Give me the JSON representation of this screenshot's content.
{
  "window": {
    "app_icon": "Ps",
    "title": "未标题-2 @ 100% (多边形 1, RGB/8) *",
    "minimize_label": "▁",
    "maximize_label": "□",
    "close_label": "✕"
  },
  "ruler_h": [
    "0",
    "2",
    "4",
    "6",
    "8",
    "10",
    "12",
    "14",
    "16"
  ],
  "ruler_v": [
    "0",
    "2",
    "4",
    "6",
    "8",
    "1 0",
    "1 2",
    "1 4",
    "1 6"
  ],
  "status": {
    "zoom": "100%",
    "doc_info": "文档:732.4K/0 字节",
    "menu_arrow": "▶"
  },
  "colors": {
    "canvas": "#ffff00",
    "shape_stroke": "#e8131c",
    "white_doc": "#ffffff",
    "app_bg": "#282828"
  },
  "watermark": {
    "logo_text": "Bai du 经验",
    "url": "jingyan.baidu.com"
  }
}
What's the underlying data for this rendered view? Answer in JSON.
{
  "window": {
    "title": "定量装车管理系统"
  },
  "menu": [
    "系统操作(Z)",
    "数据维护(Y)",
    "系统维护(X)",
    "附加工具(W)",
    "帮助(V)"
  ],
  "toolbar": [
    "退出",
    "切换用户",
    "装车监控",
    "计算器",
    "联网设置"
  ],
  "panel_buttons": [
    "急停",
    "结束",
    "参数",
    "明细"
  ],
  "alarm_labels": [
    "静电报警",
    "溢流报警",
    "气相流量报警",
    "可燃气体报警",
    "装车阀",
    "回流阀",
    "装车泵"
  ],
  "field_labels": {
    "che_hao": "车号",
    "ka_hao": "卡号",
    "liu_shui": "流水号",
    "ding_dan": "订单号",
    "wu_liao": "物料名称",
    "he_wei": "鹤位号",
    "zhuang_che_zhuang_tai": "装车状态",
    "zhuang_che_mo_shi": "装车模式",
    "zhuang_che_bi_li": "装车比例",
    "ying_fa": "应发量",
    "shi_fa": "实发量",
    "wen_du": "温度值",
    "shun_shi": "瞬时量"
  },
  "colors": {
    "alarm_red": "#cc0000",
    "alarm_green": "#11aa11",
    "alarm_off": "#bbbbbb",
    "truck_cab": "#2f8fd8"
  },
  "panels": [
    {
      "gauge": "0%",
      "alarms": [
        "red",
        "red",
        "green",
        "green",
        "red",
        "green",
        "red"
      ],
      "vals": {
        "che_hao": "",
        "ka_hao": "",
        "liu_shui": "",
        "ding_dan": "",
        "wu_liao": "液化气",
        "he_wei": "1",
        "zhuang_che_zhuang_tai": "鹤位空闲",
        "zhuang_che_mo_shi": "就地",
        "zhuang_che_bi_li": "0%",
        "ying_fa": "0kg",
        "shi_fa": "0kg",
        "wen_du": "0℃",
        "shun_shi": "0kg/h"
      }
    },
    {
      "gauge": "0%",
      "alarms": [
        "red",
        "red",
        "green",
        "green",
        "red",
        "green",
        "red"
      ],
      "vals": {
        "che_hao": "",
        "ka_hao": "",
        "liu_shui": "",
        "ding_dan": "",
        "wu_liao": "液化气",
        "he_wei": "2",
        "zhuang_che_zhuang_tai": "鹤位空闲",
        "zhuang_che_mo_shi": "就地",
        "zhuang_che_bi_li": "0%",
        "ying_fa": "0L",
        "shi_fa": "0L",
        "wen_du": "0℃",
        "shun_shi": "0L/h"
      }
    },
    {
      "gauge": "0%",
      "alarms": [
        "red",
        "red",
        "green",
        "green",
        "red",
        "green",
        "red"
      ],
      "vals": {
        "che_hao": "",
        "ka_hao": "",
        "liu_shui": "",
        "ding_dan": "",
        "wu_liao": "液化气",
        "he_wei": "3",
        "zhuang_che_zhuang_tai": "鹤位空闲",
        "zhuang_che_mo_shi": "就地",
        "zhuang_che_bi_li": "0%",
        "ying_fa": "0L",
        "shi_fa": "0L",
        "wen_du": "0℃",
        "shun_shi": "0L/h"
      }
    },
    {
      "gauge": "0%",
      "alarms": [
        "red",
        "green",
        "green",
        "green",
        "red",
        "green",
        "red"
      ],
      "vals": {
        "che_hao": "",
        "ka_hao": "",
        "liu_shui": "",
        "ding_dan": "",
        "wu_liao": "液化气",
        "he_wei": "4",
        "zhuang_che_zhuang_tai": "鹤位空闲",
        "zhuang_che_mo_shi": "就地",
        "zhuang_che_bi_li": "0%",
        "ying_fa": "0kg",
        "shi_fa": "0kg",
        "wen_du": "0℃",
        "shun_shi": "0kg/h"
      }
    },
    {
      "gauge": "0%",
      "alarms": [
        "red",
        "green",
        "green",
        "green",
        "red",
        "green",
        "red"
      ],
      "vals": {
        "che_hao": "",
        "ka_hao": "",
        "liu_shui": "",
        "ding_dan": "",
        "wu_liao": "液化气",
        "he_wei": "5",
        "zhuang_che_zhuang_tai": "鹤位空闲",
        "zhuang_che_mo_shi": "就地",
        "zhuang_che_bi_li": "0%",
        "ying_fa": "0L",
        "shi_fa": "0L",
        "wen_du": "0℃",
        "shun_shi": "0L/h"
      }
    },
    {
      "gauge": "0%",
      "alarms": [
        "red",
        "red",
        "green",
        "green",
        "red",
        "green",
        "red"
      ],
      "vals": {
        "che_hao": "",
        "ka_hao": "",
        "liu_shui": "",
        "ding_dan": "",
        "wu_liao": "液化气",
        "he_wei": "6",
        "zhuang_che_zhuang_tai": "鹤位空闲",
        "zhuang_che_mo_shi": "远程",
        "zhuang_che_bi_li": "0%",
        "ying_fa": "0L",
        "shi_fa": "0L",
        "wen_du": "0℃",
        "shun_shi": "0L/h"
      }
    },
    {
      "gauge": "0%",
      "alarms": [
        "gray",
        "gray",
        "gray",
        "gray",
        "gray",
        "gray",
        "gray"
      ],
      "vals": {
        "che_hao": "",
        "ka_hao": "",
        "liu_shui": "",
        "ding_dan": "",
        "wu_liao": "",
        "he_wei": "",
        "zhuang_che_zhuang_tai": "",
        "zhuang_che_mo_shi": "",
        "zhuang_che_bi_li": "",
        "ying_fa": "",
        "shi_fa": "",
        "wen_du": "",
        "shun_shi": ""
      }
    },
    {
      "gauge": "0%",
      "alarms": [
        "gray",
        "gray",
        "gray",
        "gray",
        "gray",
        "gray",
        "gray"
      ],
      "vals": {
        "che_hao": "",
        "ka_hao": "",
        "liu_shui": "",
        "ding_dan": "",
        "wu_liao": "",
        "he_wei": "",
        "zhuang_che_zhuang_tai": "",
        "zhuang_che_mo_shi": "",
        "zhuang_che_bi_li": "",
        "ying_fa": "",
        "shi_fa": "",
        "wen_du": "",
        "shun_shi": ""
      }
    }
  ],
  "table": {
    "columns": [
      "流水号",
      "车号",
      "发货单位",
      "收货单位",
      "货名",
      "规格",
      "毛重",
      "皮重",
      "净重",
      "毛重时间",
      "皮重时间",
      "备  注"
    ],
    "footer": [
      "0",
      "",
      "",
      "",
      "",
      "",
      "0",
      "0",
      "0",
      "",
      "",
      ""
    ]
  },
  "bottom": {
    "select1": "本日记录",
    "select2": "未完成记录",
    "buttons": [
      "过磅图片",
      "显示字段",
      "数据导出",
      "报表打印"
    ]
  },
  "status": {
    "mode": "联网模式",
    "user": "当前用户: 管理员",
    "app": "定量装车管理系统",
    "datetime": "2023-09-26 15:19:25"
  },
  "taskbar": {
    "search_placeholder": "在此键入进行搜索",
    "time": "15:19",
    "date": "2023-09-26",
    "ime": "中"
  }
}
━━━━━━
Extract every entry in the listing word for word.

### Response to the exercise
Give me the JSON representation of this screenshot's content.
{
  "window": {
    "app_icon": "Ps",
    "title": "未标题-2 @ 100% (多边形 1, RGB/8) *",
    "minimize_label": "▁",
    "maximize_label": "□",
    "close_label": "✕"
  },
  "ruler_h": [
    "0",
    "2",
    "4",
    "6",
    "8",
    "10",
    "12",
    "14",
    "16"
  ],
  "ruler_v": [
    "0",
    "2",
    "4",
    "6",
    "8",
    "1 0",
    "1 2",
    "1 4",
    "1 6"
  ],
  "status": {
    "zoom": "100%",
    "doc_info": "文档:732.4K/0 字节",
    "menu_arrow": "▶"
  },
  "colors": {
    "canvas": "#ffff00",
    "shape_stroke": "#e8131c",
    "white_doc": "#ffffff",
    "app_bg": "#282828"
  },
  "watermark": {
    "logo_text": "Bai du 经验",
    "url": "jingyan.baidu.com"
  }
}
What's the underlying data for this rendered view? Answer in JSON.
{
  "window": {
    "title": "定量装车管理系统"
  },
  "menu": [
    "系统操作(Z)",
    "数据维护(Y)",
    "系统维护(X)",
    "附加工具(W)",
    "帮助(V)"
  ],
  "toolbar": [
    "退出",
    "切换用户",
    "装车监控",
    "计算器",
    "联网设置"
  ],
  "panel_buttons": [
    "急停",
    "结束",
    "参数",
    "明细"
  ],
  "alarm_labels": [
    "静电报警",
    "溢流报警",
    "气相流量报警",
    "可燃气体报警",
    "装车阀",
    "回流阀",
    "装车泵"
  ],
  "field_labels": {
    "che_hao": "车号",
    "ka_hao": "卡号",
    "liu_shui": "流水号",
    "ding_dan": "订单号",
    "wu_liao": "物料名称",
    "he_wei": "鹤位号",
    "zhuang_che_zhuang_tai": "装车状态",
    "zhuang_che_mo_shi": "装车模式",
    "zhuang_che_bi_li": "装车比例",
    "ying_fa": "应发量",
    "shi_fa": "实发量",
    "wen_du": "温度值",
    "shun_shi": "瞬时量"
  },
  "colors": {
    "alarm_red": "#cc0000",
    "alarm_green": "#11aa11",
    "alarm_off": "#bbbbbb",
    "truck_cab": "#2f8fd8"
  },
  "panels": [
    {
      "gauge": "0%",
      "alarms": [
        "red",
        "red",
        "green",
        "green",
        "red",
        "green",
        "red"
      ],
      "vals": {
        "che_hao": "",
        "ka_hao": "",
        "liu_shui": "",
        "ding_dan": "",
        "wu_liao": "液化气",
        "he_wei": "1",
        "zhuang_che_zhuang_tai": "鹤位空闲",
        "zhuang_che_mo_shi": "就地",
        "zhuang_che_bi_li": "0%",
        "ying_fa": "0kg",
        "shi_fa": "0kg",
        "wen_du": "0℃",
        "shun_shi": "0kg/h"
      }
    },
    {
      "gauge": "0%",
      "alarms": [
        "red",
        "red",
        "green",
        "green",
        "red",
        "green",
        "red"
      ],
      "vals": {
        "che_hao": "",
        "ka_hao": "",
        "liu_shui": "",
        "ding_dan": "",
        "wu_liao": "液化气",
        "he_wei": "2",
        "zhuang_che_zhuang_tai": "鹤位空闲",
        "zhuang_che_mo_shi": "就地",
        "zhuang_che_bi_li": "0%",
        "ying_fa": "0L",
        "shi_fa": "0L",
        "wen_du": "0℃",
        "shun_shi": "0L/h"
      }
    },
    {
      "gauge": "0%",
      "alarms": [
        "red",
        "red",
        "green",
        "green",
        "red",
        "green",
        "red"
      ],
      "vals": {
        "che_hao": "",
        "ka_hao": "",
        "liu_shui": "",
        "ding_dan": "",
        "wu_liao": "液化气",
        "he_wei": "3",
        "zhuang_che_zhuang_tai": "鹤位空闲",
        "zhuang_che_mo_shi": "就地",
        "zhuang_che_bi_li": "0%",
        "ying_fa": "0L",
        "shi_fa": "0L",
        "wen_du": "0℃",
        "shun_shi": "0L/h"
      }
    },
    {
      "gauge": "0%",
      "alarms": [
        "red",
        "green",
        "green",
        "green",
        "red",
        "green",
        "red"
      ],
      "vals": {
        "che_hao": "",
        "ka_hao": "",
        "liu_shui": "",
        "ding_dan": "",
        "wu_liao": "液化气",
        "he_wei": "4",
        "zhuang_che_zhuang_tai": "鹤位空闲",
        "zhuang_che_mo_shi": "就地",
        "zhuang_che_bi_li": "0%",
        "ying_fa": "0kg",
        "shi_fa": "0kg",
        "wen_du": "0℃",
        "shun_shi": "0kg/h"
      }
    },
    {
      "gauge": "0%",
      "alarms": [
        "red",
        "green",
        "green",
        "green",
        "red",
        "green",
        "red"
      ],
      "vals": {
        "che_hao": "",
        "ka_hao": "",
        "liu_shui": "",
        "ding_dan": "",
        "wu_liao": "液化气",
        "he_wei": "5",
        "zhuang_che_zhuang_tai": "鹤位空闲",
        "zhuang_che_mo_shi": "就地",
        "zhuang_che_bi_li": "0%",
        "ying_fa": "0L",
        "shi_fa": "0L",
        "wen_du": "0℃",
        "shun_shi": "0L/h"
      }
    },
    {
      "gauge": "0%",
      "alarms": [
        "red",
        "red",
        "green",
        "green",
        "red",
        "green",
        "red"
      ],
      "vals": {
        "che_hao": "",
        "ka_hao": "",
        "liu_shui": "",
        "ding_dan": "",
        "wu_liao": "液化气",
        "he_wei": "6",
        "zhuang_che_zhuang_tai": "鹤位空闲",
        "zhuang_che_mo_shi": "远程",
        "zhuang_che_bi_li": "0%",
        "ying_fa": "0L",
        "shi_fa": "0L",
        "wen_du": "0℃",
        "shun_shi": "0L/h"
      }
    },
    {
      "gauge": "0%",
      "alarms": [
        "gray",
        "gray",
        "gray",
        "gray",
        "gray",
        "gray",
        "gray"
      ],
      "vals": {
        "che_hao": "",
        "ka_hao": "",
        "liu_shui": "",
        "ding_dan": "",
        "wu_liao": "",
        "he_wei": "",
        "zhuang_che_zhuang_tai": "",
        "zhuang_che_mo_shi": "",
        "zhuang_che_bi_li": "",
        "ying_fa": "",
        "shi_fa": "",
        "wen_du": "",
        "shun_shi": ""
      }
    },
    {
      "gauge": "0%",
      "alarms": [
        "gray",
        "gray",
        "gray",
        "gray",
        "gray",
        "gray",
        "gray"
      ],
      "vals": {
        "che_hao": "",
        "ka_hao": "",
        "liu_shui": "",
        "ding_dan": "",
        "wu_liao": "",
        "he_wei": "",
        "zhuang_che_zhuang_tai": "",
        "zhuang_che_mo_shi": "",
        "zhuang_che_bi_li": "",
        "ying_fa": "",
        "shi_fa": "",
        "wen_du": "",
        "shun_shi": ""
      }
    }
  ],
  "table": {
    "columns": [
      "流水号",
      "车号",
      "发货单位",
      "收货单位",
      "货名",
      "规格",
      "毛重",
      "皮重",
      "净重",
      "毛重时间",
      "皮重时间",
      "备  注"
    ],
    "footer": [
      "0",
      "",
      "",
      "",
      "",
      "",
      "0",
      "0",
      "0",
      "",
      "",
      ""
    ]
  },
  "bottom": {
    "select1": "本日记录",
    "select2": "未完成记录",
    "buttons": [
      "过磅图片",
      "显示字段",
      "数据导出",
      "报表打印"
    ]
  },
  "status": {
    "mode": "联网模式",
    "user": "当前用户: 管理员",
    "app": "定量装车管理系统",
    "datetime": "2023-09-26 15:19:25"
  },
  "taskbar": {
    "search_placeholder": "在此键入进行搜索",
    "time": "15:19",
    "date": "2023-09-26",
    "ime": "中"
  }
}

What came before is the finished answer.